Given the flexible nature of the operation, Fowler Welch-Coolchain was able to
manage its costs down largely in line with reduced business volumes, to minimise
the profit impact of reduced revenues. Action was also taken to improve
efficiency by optimising the own driver to contractor mix, particularly in
Spalding and Washington. This has put the business in a stronger position for
the current financial year. The Company has focused heavily on fleet
utilisation, both at individual depot level and also through optimising national
network synergies.
This has delivered both efficiencies and environmental benefits through fleet
reductions and fewer empty miles. We believe this trend will continue into the
year ahead.
During the year, the company successfully introduced a new warehouse management
system for a number of customers, allowing real-time online visibility of stock
levels as well as inbound and outbound movements. This will be fully rolled out
during the current financial year.
Over the last 12 months, the company has made substantial progress in reducing
the environmental impact of its operations and has identified four key elements
in its aim to reduce its carbon footprint. By increasing both payload
utilisation and reducing empty running, the net carbon impact per unit of
product delivered is reduced. Fowler Welch-Coolchain has made further
investments in training, management processes and technology in order to achieve
these goals. This investment includes an enhanced telematics system currently
being deployed across the entire fleet. This will permit real-time vehicle,
driver, route and consignment management. Linked to the company's existing
transport management system and with further interfaces to key client systems,
we hope to further reduce empty running, the impact of congestion, poor driving
behaviour and, consequently, the net carbon footprint per unit delivered.
○ ○ ○
_To be done_
A. According to the Fowler Welch-Coolchain passage, why was the company able to bring its costs down largely in line with reduced business volumes? Answer in one to three sentences.
B. Continue the Fowler Welch-Coolchain passage, picking up after its final sentence.

_Source data_
○ ○ ○
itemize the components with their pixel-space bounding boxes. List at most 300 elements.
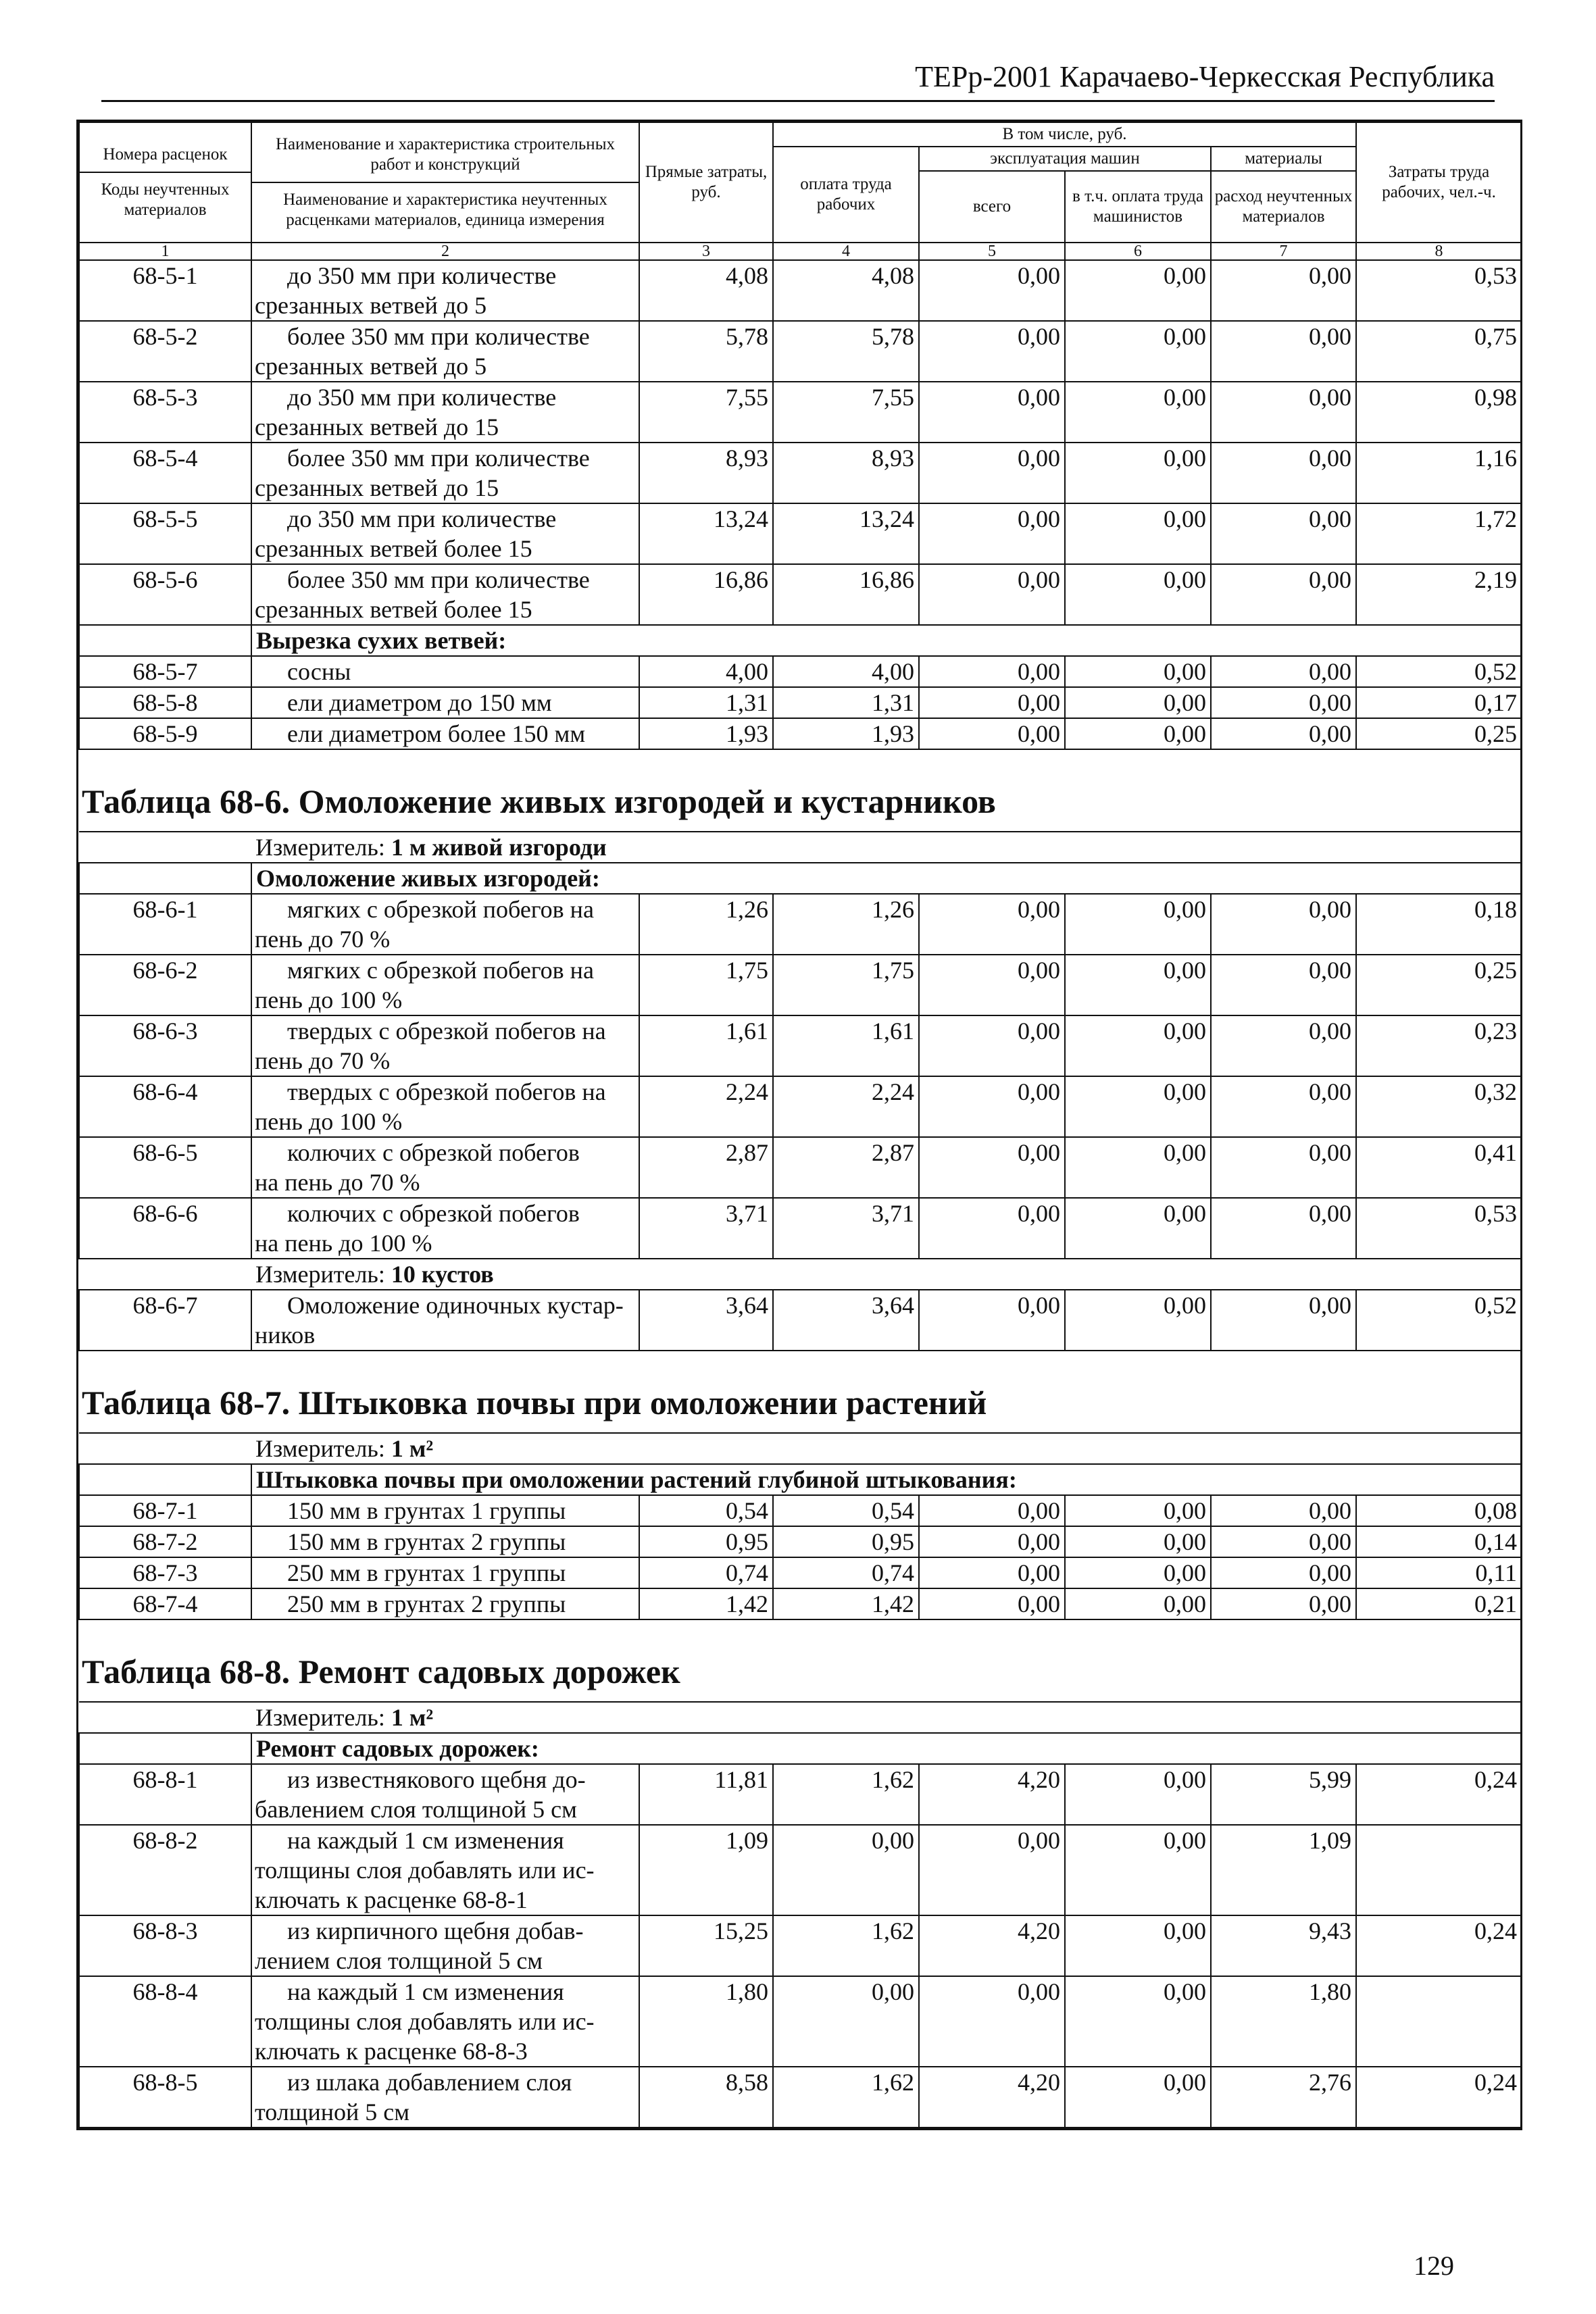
○ ○ ○
_Written responses_
A. The passage attributes this to the flexible nature of the operation. That flexibility let the company manage its costs down largely in line with lower business volumes, which minimized the profit impact of reduced revenues.

B.
We continue to work closely with commercial vehicle manufacturers to identify
potential fuel saving initiatives. We are currently undertaking initial trials
with hydrogen injection systems for diesel engines, as well as long term testing
of liquid petroleum gas powered vehicles. All of our newly acquired tractor
units comply with the latest EURO V emissions standard and our latest
refrigerated trailers are the most fuel efficient in the market place.
For our warehouse operations, we are in the process of replacing the refrigerant
in our chillers with the latest environmentally friendly alternatives in
accordance with European Directives. We have also invested in some upgrades to
both sealed dock-levelers and internal structures in order to minimise heat
ingress. We continue to work with the Carbon Trust in order to progress our
agenda in this key area.
Investment in driver training continues and will remain ongoing. Continuing
fleet evaluation enables the Company to make critical decisions with fleet
replacement programmes, thus ensuring that the most fuel efficient vehicles are
purchased.
Despite the economic slowdown, the company increased its portside activities
handling more imported containers. This activity complements fleet utilisation
and extends the service offering to provide true end-to-end logistics
capabilities.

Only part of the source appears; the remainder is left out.